Task instructions: Turn the part that opens with the line containing "data-label: 55% — [257, 417, 295, 438]" and closes with the line containing "y-tick-label: 100% — [31, 130, 80, 151]", both included, into a numbered list, leaving out any blank lines.

* Begin Record list *

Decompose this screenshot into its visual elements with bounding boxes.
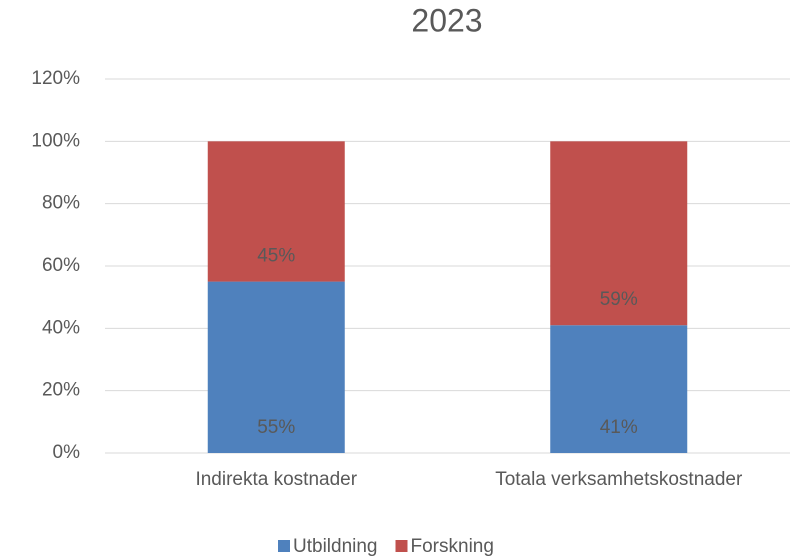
data-label: 55% — [257, 417, 295, 438]
legend-label: Utbildning — [293, 536, 378, 557]
data-label: 45% — [257, 246, 295, 267]
legend-swatch — [395, 540, 408, 552]
legend-label: Forskning — [411, 536, 494, 557]
y-tick-label: 60% — [42, 255, 80, 276]
x-tick-label: Totala verksamhetskostnader — [495, 469, 743, 490]
x-tick-label: Indirekta kostnader — [195, 469, 357, 490]
y-tick-label: 20% — [42, 380, 80, 401]
data-label: 59% — [600, 289, 638, 310]
bar-segment — [550, 325, 688, 453]
bar-segment — [550, 141, 688, 326]
y-tick-label: 0% — [53, 442, 81, 463]
bar-segment — [207, 141, 345, 282]
y-tick-label: 100% — [31, 130, 80, 151]
y-tick-label: 120% — [31, 68, 80, 89]
bar-segment — [207, 281, 345, 453]
chart-title: 2023 — [411, 2, 482, 38]
y-tick-label: 80% — [42, 193, 80, 214]
data-label: 41% — [600, 417, 638, 438]
legend-swatch — [278, 540, 290, 552]
y-tick-label: 40% — [42, 317, 80, 338]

* End Record list *

Problem solution:
1. data-label: 55% — [257, 417, 295, 438]
2. legend-label: Utbildning — [293, 536, 378, 557]
3. data-label: 45% — [257, 246, 295, 267]
4. legend-swatch — [395, 540, 408, 552]
5. legend-label: Forskning — [411, 536, 494, 557]
6. y-tick-label: 60% — [42, 255, 80, 276]
7. x-tick-label: Totala verksamhetskostnader — [495, 469, 743, 490]
8. x-tick-label: Indirekta kostnader — [195, 469, 357, 490]
9. y-tick-label: 20% — [42, 380, 80, 401]
10. data-label: 59% — [600, 289, 638, 310]
11. bar-segment — [550, 325, 688, 453]
12. bar-segment — [550, 141, 688, 326]
13. y-tick-label: 0% — [53, 442, 81, 463]
14. bar-segment — [207, 141, 345, 282]
15. y-tick-label: 100% — [31, 130, 80, 151]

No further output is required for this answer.